» Work instructions
Leave out the pictures and copy each record below exactly.

[Entries taken from a collection]

= = = =

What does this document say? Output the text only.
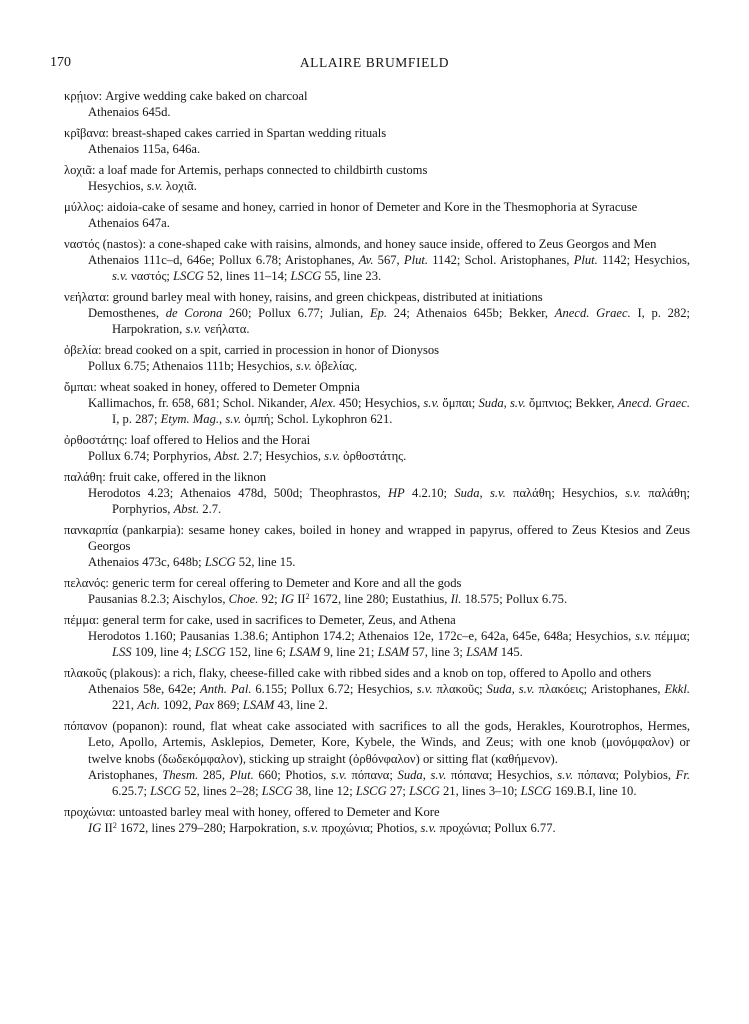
170	ALLAIRE BRUMFIELD
κρῄιον: Argive wedding cake baked on charcoal
Athenaios 645d.
κρῖβανα: breast-shaped cakes carried in Spartan wedding rituals
Athenaios 115a, 646a.
λοχιᾶ: a loaf made for Artemis, perhaps connected to childbirth customs
Hesychios, s.v. λοχιᾶ.
μύλλος: aidoia-cake of sesame and honey, carried in honor of Demeter and Kore in the Thesmophoria at Syracuse
Athenaios 647a.
ναστός (nastos): a cone-shaped cake with raisins, almonds, and honey sauce inside, offered to Zeus Georgos and Men
Athenaios 111c–d, 646e; Pollux 6.78; Aristophanes, Av. 567, Plut. 1142; Schol. Aristophanes, Plut. 1142; Hesychios, s.v. ναστός; LSCG 52, lines 11–14; LSCG 55, line 23.
νεήλατα: ground barley meal with honey, raisins, and green chickpeas, distributed at initiations
Demosthenes, de Corona 260; Pollux 6.77; Julian, Ep. 24; Athenaios 645b; Bekker, Anecd. Graec. I, p. 282; Harpokration, s.v. νεήλατα.
ὀβελία: bread cooked on a spit, carried in procession in honor of Dionysos
Pollux 6.75; Athenaios 111b; Hesychios, s.v. ὀβελίας.
ὄμπαι: wheat soaked in honey, offered to Demeter Ompnia
Kallimachos, fr. 658, 681; Schol. Nikander, Alex. 450; Hesychios, s.v. ὄμπαι; Suda, s.v. ὄμπνιος; Bekker, Anecd. Graec. I, p. 287; Etym. Mag., s.v. ὀμπή; Schol. Lykophron 621.
ὀρθοστάτης: loaf offered to Helios and the Horai
Pollux 6.74; Porphyrios, Abst. 2.7; Hesychios, s.v. ὀρθοστάτης.
παλάθη: fruit cake, offered in the liknon
Herodotos 4.23; Athenaios 478d, 500d; Theophrastos, HP 4.2.10; Suda, s.v. παλάθη; Hesychios, s.v. παλάθη; Porphyrios, Abst. 2.7.
πανκαρπία (pankarpia): sesame honey cakes, boiled in honey and wrapped in papyrus, offered to Zeus Ktesios and Zeus Georgos
Athenaios 473c, 648b; LSCG 52, line 15.
πελανός: generic term for cereal offering to Demeter and Kore and all the gods
Pausanias 8.2.3; Aischylos, Choe. 92; IG $II^2$ 1672, line 280; Eustathius, Il. 18.575; Pollux 6.75.
πέμμα: general term for cake, used in sacrifices to Demeter, Zeus, and Athena
Herodotos 1.160; Pausanias 1.38.6; Antiphon 174.2; Athenaios 12e, 172c–e, 642a, 645e, 648a; Hesychios, s.v. πέμμα; LSS 109, line 4; LSCG 152, line 6; LSAM 9, line 21; LSAM 57, line 3; LSAM 145.
πλακοῦς (plakous): a rich, flaky, cheese-filled cake with ribbed sides and a knob on top, offered to Apollo and others
Athenaios 58e, 642e; Anth. Pal. 6.155; Pollux 6.72; Hesychios, s.v. πλακοῦς; Suda, s.v. πλακόεις; Aristophanes, Ekkl. 221, Ach. 1092, Pax 869; LSAM 43, line 2.
πόπανον (popanon): round, flat wheat cake associated with sacrifices to all the gods, Herakles, Kourotrophos, Hermes, Leto, Apollo, Artemis, Asklepios, Demeter, Kore, Kybele, the Winds, and Zeus; with one knob (μονόμφαλον) or twelve knobs (δωδεκόμφαλον), sticking up straight (ὀρθόνφαλον) or sitting flat (καθήμενον).
Aristophanes, Thesm. 285, Plut. 660; Photios, s.v. πόπανα; Suda, s.v. πόπανα; Hesychios, s.v. πόπανα; Polybios, Fr. 6.25.7; LSCG 52, lines 2–28; LSCG 38, line 12; LSCG 27; LSCG 21, lines 3–10; LSCG 169.B.I, line 10.
προχώνια: untoasted barley meal with honey, offered to Demeter and Kore
IG $II^2$ 1672, lines 279–280; Harpokration, s.v. προχώνια; Photios, s.v. προχώνια; Pollux 6.77.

= = = =

» Task output
What does this document say? Output the text only.
170	ALLAIRE BRUMFIELD
κρῄιον: Argive wedding cake baked on charcoal
Athenaios 645d.
κρῖβανα: breast-shaped cakes carried in Spartan wedding rituals
Athenaios 115a, 646a.
λοχιᾶ: a loaf made for Artemis, perhaps connected to childbirth customs
Hesychios, s.v. λοχιᾶ.
μύλλος: aidoia-cake of sesame and honey, carried in honor of Demeter and Kore in the Thesmophoria at Syracuse
Athenaios 647a.
ναστός (nastos): a cone-shaped cake with raisins, almonds, and honey sauce inside, offered to Zeus Georgos and Men
Athenaios 111c–d, 646e; Pollux 6.78; Aristophanes, Av. 567, Plut. 1142; Schol. Aristophanes, Plut. 1142; Hesychios, s.v. ναστός; LSCG 52, lines 11–14; LSCG 55, line 23.
νεήλατα: ground barley meal with honey, raisins, and green chickpeas, distributed at initiations
Demosthenes, de Corona 260; Pollux 6.77; Julian, Ep. 24; Athenaios 645b; Bekker, Anecd. Graec. I, p. 282; Harpokration, s.v. νεήλατα.
ὀβελία: bread cooked on a spit, carried in procession in honor of Dionysos
Pollux 6.75; Athenaios 111b; Hesychios, s.v. ὀβελίας.
ὄμπαι: wheat soaked in honey, offered to Demeter Ompnia
Kallimachos, fr. 658, 681; Schol. Nikander, Alex. 450; Hesychios, s.v. ὄμπαι; Suda, s.v. ὄμπνιος; Bekker, Anecd. Graec. I, p. 287; Etym. Mag., s.v. ὀμπή; Schol. Lykophron 621.
ὀρθοστάτης: loaf offered to Helios and the Horai
Pollux 6.74; Porphyrios, Abst. 2.7; Hesychios, s.v. ὀρθοστάτης.
παλάθη: fruit cake, offered in the liknon
Herodotos 4.23; Athenaios 478d, 500d; Theophrastos, HP 4.2.10; Suda, s.v. παλάθη; Hesychios, s.v. παλάθη; Porphyrios, Abst. 2.7.
πανκαρπία (pankarpia): sesame honey cakes, boiled in honey and wrapped in papyrus, offered to Zeus Ktesios and Zeus Georgos
Athenaios 473c, 648b; LSCG 52, line 15.
πελανός: generic term for cereal offering to Demeter and Kore and all the gods
Pausanias 8.2.3; Aischylos, Choe. 92; IG $II^2$ 1672, line 280; Eustathius, Il. 18.575; Pollux 6.75.
πέμμα: general term for cake, used in sacrifices to Demeter, Zeus, and Athena
Herodotos 1.160; Pausanias 1.38.6; Antiphon 174.2; Athenaios 12e, 172c–e, 642a, 645e, 648a; Hesychios, s.v. πέμμα; LSS 109, line 4; LSCG 152, line 6; LSAM 9, line 21; LSAM 57, line 3; LSAM 145.
πλακοῦς (plakous): a rich, flaky, cheese-filled cake with ribbed sides and a knob on top, offered to Apollo and others
Athenaios 58e, 642e; Anth. Pal. 6.155; Pollux 6.72; Hesychios, s.v. πλακοῦς; Suda, s.v. πλακόεις; Aristophanes, Ekkl. 221, Ach. 1092, Pax 869; LSAM 43, line 2.
πόπανον (popanon): round, flat wheat cake associated with sacrifices to all the gods, Herakles, Kourotrophos, Hermes, Leto, Apollo, Artemis, Asklepios, Demeter, Kore, Kybele, the Winds, and Zeus; with one knob (μονόμφαλον) or twelve knobs (δωδεκόμφαλον), sticking up straight (ὀρθόνφαλον) or sitting flat (καθήμενον).
Aristophanes, Thesm. 285, Plut. 660; Photios, s.v. πόπανα; Suda, s.v. πόπανα; Hesychios, s.v. πόπανα; Polybios, Fr. 6.25.7; LSCG 52, lines 2–28; LSCG 38, line 12; LSCG 27; LSCG 21, lines 3–10; LSCG 169.B.I, line 10.
προχώνια: untoasted barley meal with honey, offered to Demeter and Kore
IG $II^2$ 1672, lines 279–280; Harpokration, s.v. προχώνια; Photios, s.v. προχώνια; Pollux 6.77.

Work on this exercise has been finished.